◆ What to do
Search the data for the word "Plasma" and copy each line that has it.

= = = =

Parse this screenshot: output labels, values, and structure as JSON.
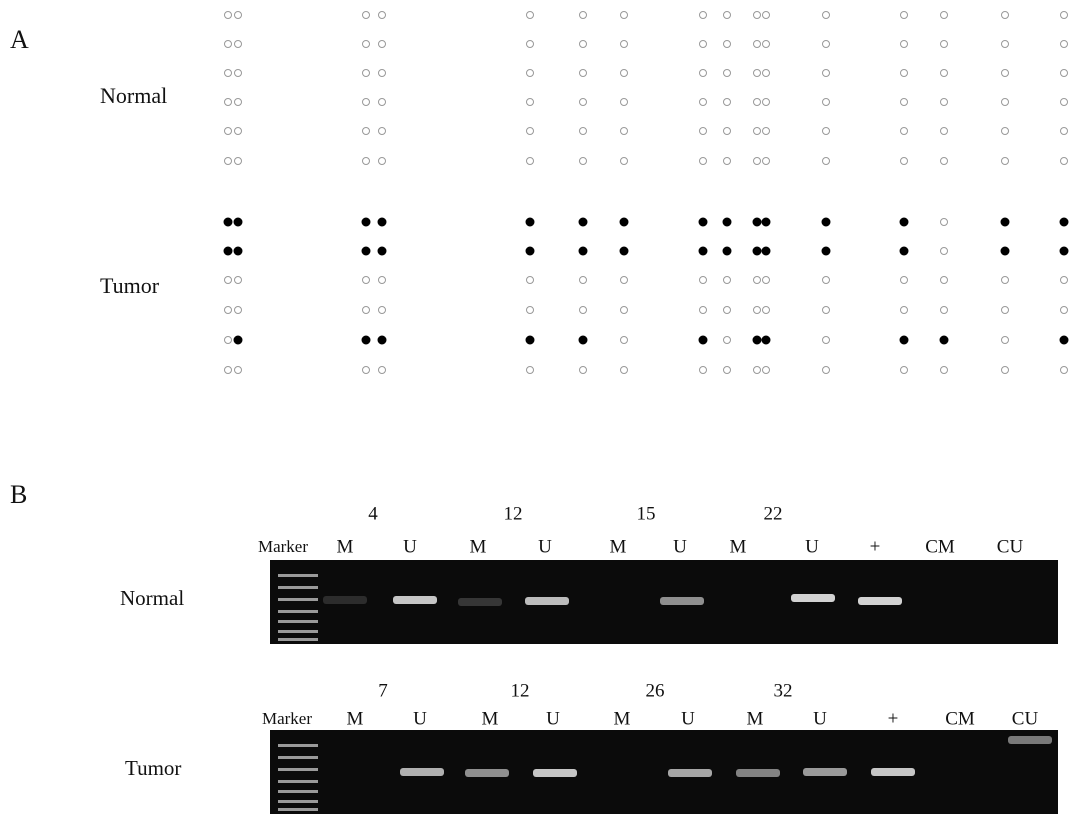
{
  "panel_a": {
    "label": "A",
    "normal_label": "Normal",
    "tumor_label": "Tumor",
    "normal": [
      [
        0,
        0,
        0,
        0,
        0,
        0,
        0,
        0,
        0,
        0,
        0,
        0,
        0,
        0,
        0,
        0
      ],
      [
        0,
        0,
        0,
        0,
        0,
        0,
        0,
        0,
        0,
        0,
        0,
        0,
        0,
        0,
        0,
        0
      ],
      [
        0,
        0,
        0,
        0,
        0,
        0,
        0,
        0,
        0,
        0,
        0,
        0,
        0,
        0,
        0,
        0
      ],
      [
        0,
        0,
        0,
        0,
        0,
        0,
        0,
        0,
        0,
        0,
        0,
        0,
        0,
        0,
        0,
        0
      ],
      [
        0,
        0,
        0,
        0,
        0,
        0,
        0,
        0,
        0,
        0,
        0,
        0,
        0,
        0,
        0,
        0
      ],
      [
        0,
        0,
        0,
        0,
        0,
        0,
        0,
        0,
        0,
        0,
        0,
        0,
        0,
        0,
        0,
        0
      ]
    ],
    "tumor": [
      [
        1,
        1,
        1,
        1,
        1,
        1,
        1,
        1,
        1,
        1,
        1,
        1,
        1,
        0,
        1,
        1
      ],
      [
        1,
        1,
        1,
        1,
        1,
        1,
        1,
        1,
        1,
        1,
        1,
        1,
        1,
        0,
        1,
        1
      ],
      [
        0,
        0,
        0,
        0,
        0,
        0,
        0,
        0,
        0,
        0,
        0,
        0,
        0,
        0,
        0,
        0
      ],
      [
        0,
        0,
        0,
        0,
        0,
        0,
        0,
        0,
        0,
        0,
        0,
        0,
        0,
        0,
        0,
        0
      ],
      [
        0,
        1,
        1,
        1,
        1,
        1,
        0,
        1,
        0,
        1,
        1,
        0,
        1,
        1,
        0,
        1
      ],
      [
        0,
        0,
        0,
        0,
        0,
        0,
        0,
        0,
        0,
        0,
        0,
        0,
        0,
        0,
        0,
        0
      ]
    ]
  },
  "panel_b": {
    "label": "B",
    "gels": [
      {
        "label": "Normal",
        "sample_numbers": [
          "4",
          "12",
          "15",
          "22"
        ],
        "lanes": [
          "Marker",
          "M",
          "U",
          "M",
          "U",
          "M",
          "U",
          "M",
          "U",
          "+",
          "CM",
          "CU"
        ]
      },
      {
        "label": "Tumor",
        "sample_numbers": [
          "7",
          "12",
          "26",
          "32"
        ],
        "lanes": [
          "Marker",
          "M",
          "U",
          "M",
          "U",
          "M",
          "U",
          "M",
          "U",
          "+",
          "CM",
          "CU"
        ]
      }
    ]
  }
}
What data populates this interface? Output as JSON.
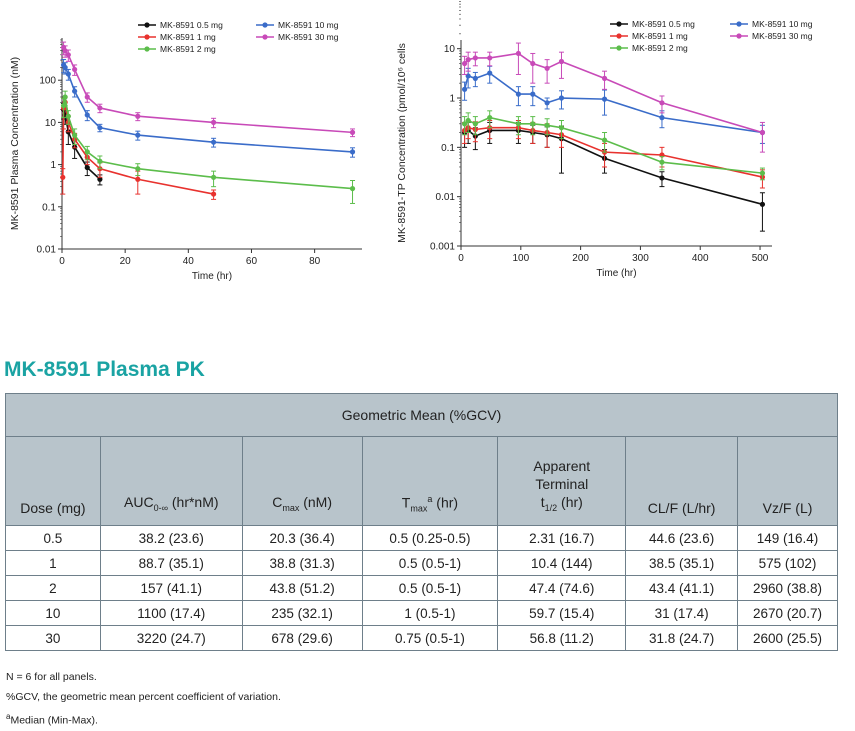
{
  "chart_data": [
    {
      "type": "line",
      "ylabel": "MK-8591 Plasma Concentration (nM)",
      "xlabel": "Time (hr)",
      "yscale": "log",
      "ylim": [
        0.01,
        1000
      ],
      "xlim": [
        0,
        95
      ],
      "xticks": [
        0,
        20,
        40,
        60,
        80
      ],
      "yticks": [
        0.01,
        0.1,
        1,
        10,
        100
      ],
      "ytick_labels": [
        "0.01",
        "0.1",
        "1",
        "10",
        "100"
      ],
      "legend_position": "top-right",
      "series": [
        {
          "name": "MK-8591 0.5 mg",
          "color": "#111111",
          "x": [
            0.5,
            1,
            2,
            4,
            8,
            12
          ],
          "y": [
            20,
            15,
            6,
            2.6,
            0.85,
            0.45
          ],
          "err": [
            8,
            6,
            3,
            1.2,
            0.3,
            0.12
          ]
        },
        {
          "name": "MK-8591 1 mg",
          "color": "#e8322e",
          "x": [
            0.25,
            0.5,
            1,
            2,
            4,
            8,
            12,
            24,
            48
          ],
          "y": [
            0.5,
            22,
            30,
            10,
            4,
            1.5,
            0.8,
            0.45,
            0.2
          ],
          "err": [
            0.3,
            15,
            10,
            4,
            1.5,
            0.5,
            0.3,
            0.25,
            0.05
          ]
        },
        {
          "name": "MK-8591 2 mg",
          "color": "#5cbd4b",
          "x": [
            0.5,
            1,
            2,
            4,
            8,
            12,
            24,
            48,
            92
          ],
          "y": [
            25,
            40,
            14,
            5,
            2,
            1.2,
            0.8,
            0.5,
            0.27
          ],
          "err": [
            12,
            15,
            5,
            2,
            0.7,
            0.4,
            0.25,
            0.2,
            0.15
          ]
        },
        {
          "name": "MK-8591 10 mg",
          "color": "#3a6cc9",
          "x": [
            0.5,
            1,
            2,
            4,
            8,
            12,
            24,
            48,
            92
          ],
          "y": [
            230,
            200,
            140,
            55,
            15,
            7.5,
            5,
            3.4,
            2
          ],
          "err": [
            80,
            60,
            40,
            15,
            4,
            1.5,
            1.2,
            0.8,
            0.5
          ]
        },
        {
          "name": "MK-8591 30 mg",
          "color": "#c84ab8",
          "x": [
            0.5,
            1,
            2,
            4,
            8,
            12,
            24,
            48,
            92
          ],
          "y": [
            600,
            500,
            400,
            180,
            40,
            22,
            14,
            10,
            5.8
          ],
          "err": [
            200,
            150,
            120,
            50,
            10,
            5,
            3,
            2.5,
            1.2
          ]
        }
      ]
    },
    {
      "type": "line",
      "ylabel": "MK-8591-TP Concentration (pmol/10⁶ cells",
      "xlabel": "Time (hr)",
      "yscale": "log",
      "ylim": [
        0.001,
        15
      ],
      "xlim": [
        0,
        520
      ],
      "xticks": [
        0,
        100,
        200,
        300,
        400,
        500
      ],
      "yticks": [
        0.001,
        0.01,
        0.1,
        1,
        10
      ],
      "ytick_labels": [
        "0.001",
        "0.01",
        "0.1",
        "1",
        "10"
      ],
      "legend_position": "top-right",
      "series": [
        {
          "name": "MK-8591 0.5 mg",
          "color": "#111111",
          "x": [
            6,
            12,
            24,
            48,
            96,
            120,
            144,
            168,
            240,
            336,
            504
          ],
          "y": [
            0.2,
            0.22,
            0.17,
            0.22,
            0.22,
            0.2,
            0.18,
            0.15,
            0.06,
            0.024,
            0.007
          ],
          "err": [
            0.1,
            0.1,
            0.08,
            0.1,
            0.1,
            0.08,
            0.08,
            0.12,
            0.03,
            0.008,
            0.005
          ]
        },
        {
          "name": "MK-8591 1 mg",
          "color": "#e8322e",
          "x": [
            6,
            12,
            24,
            48,
            96,
            120,
            144,
            168,
            240,
            336,
            504
          ],
          "y": [
            0.22,
            0.25,
            0.23,
            0.25,
            0.25,
            0.22,
            0.2,
            0.18,
            0.08,
            0.07,
            0.025
          ],
          "err": [
            0.1,
            0.1,
            0.1,
            0.1,
            0.1,
            0.1,
            0.1,
            0.08,
            0.04,
            0.03,
            0.01
          ]
        },
        {
          "name": "MK-8591 2 mg",
          "color": "#5cbd4b",
          "x": [
            6,
            12,
            24,
            48,
            96,
            120,
            144,
            168,
            240,
            336,
            504
          ],
          "y": [
            0.3,
            0.35,
            0.3,
            0.4,
            0.3,
            0.3,
            0.28,
            0.25,
            0.14,
            0.05,
            0.03
          ],
          "err": [
            0.12,
            0.15,
            0.12,
            0.15,
            0.12,
            0.12,
            0.1,
            0.1,
            0.06,
            0.015,
            0.008
          ]
        },
        {
          "name": "MK-8591 10 mg",
          "color": "#3a6cc9",
          "x": [
            6,
            12,
            24,
            48,
            96,
            120,
            144,
            168,
            240,
            336,
            504
          ],
          "y": [
            1.5,
            2.8,
            2.5,
            3.2,
            1.2,
            1.2,
            0.8,
            1,
            0.95,
            0.4,
            0.2
          ],
          "err": [
            0.6,
            1.2,
            0.8,
            1.2,
            0.5,
            0.5,
            0.2,
            0.4,
            0.5,
            0.15,
            0.08
          ]
        },
        {
          "name": "MK-8591 30 mg",
          "color": "#c84ab8",
          "x": [
            6,
            12,
            24,
            48,
            96,
            120,
            144,
            168,
            240,
            336,
            504
          ],
          "y": [
            5,
            6,
            6.5,
            6.5,
            8,
            5,
            4,
            5.5,
            2.5,
            0.8,
            0.2
          ],
          "err": [
            2,
            2.5,
            2,
            2,
            5,
            3,
            2,
            3,
            1,
            0.3,
            0.12
          ]
        }
      ]
    }
  ],
  "section_title": "MK-8591 Plasma PK",
  "table": {
    "group_header": "Geometric Mean (%GCV)",
    "columns": {
      "dose": "Dose (mg)",
      "auc_main": "AUC",
      "auc_sub": "0-∞",
      "auc_unit": " (hr*nM)",
      "cmax_main": "C",
      "cmax_sub": "max",
      "cmax_unit": " (nM)",
      "tmax_main": "T",
      "tmax_sub": "max",
      "tmax_sup": "a",
      "tmax_unit": " (hr)",
      "thalf_line1": "Apparent",
      "thalf_line2": "Terminal",
      "thalf_main": "t",
      "thalf_sub": "1/2",
      "thalf_unit": " (hr)",
      "clf": "CL/F (L/hr)",
      "vzf": "Vz/F (L)"
    },
    "rows": [
      [
        "0.5",
        "38.2 (23.6)",
        "20.3 (36.4)",
        "0.5 (0.25-0.5)",
        "2.31 (16.7)",
        "44.6 (23.6)",
        "149 (16.4)"
      ],
      [
        "1",
        "88.7 (35.1)",
        "38.8 (31.3)",
        "0.5 (0.5-1)",
        "10.4 (144)",
        "38.5 (35.1)",
        "575 (102)"
      ],
      [
        "2",
        "157 (41.1)",
        "43.8 (51.2)",
        "0.5 (0.5-1)",
        "47.4 (74.6)",
        "43.4 (41.1)",
        "2960 (38.8)"
      ],
      [
        "10",
        "1100 (17.4)",
        "235 (32.1)",
        "1 (0.5-1)",
        "59.7 (15.4)",
        "31 (17.4)",
        "2670 (20.7)"
      ],
      [
        "30",
        "3220 (24.7)",
        "678 (29.6)",
        "0.75 (0.5-1)",
        "56.8 (11.2)",
        "31.8 (24.7)",
        "2600 (25.5)"
      ]
    ]
  },
  "footnotes": {
    "line1": "N = 6 for all panels.",
    "line2": "%GCV, the geometric mean percent coefficient of variation.",
    "line3_sup": "a",
    "line3": "Median (Min-Max)."
  }
}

= = = =

◆ Exercise result
      "ylabel": "MK-8591 Plasma Concentration (nM)",
  "section_title": "MK-8591 Plasma PK",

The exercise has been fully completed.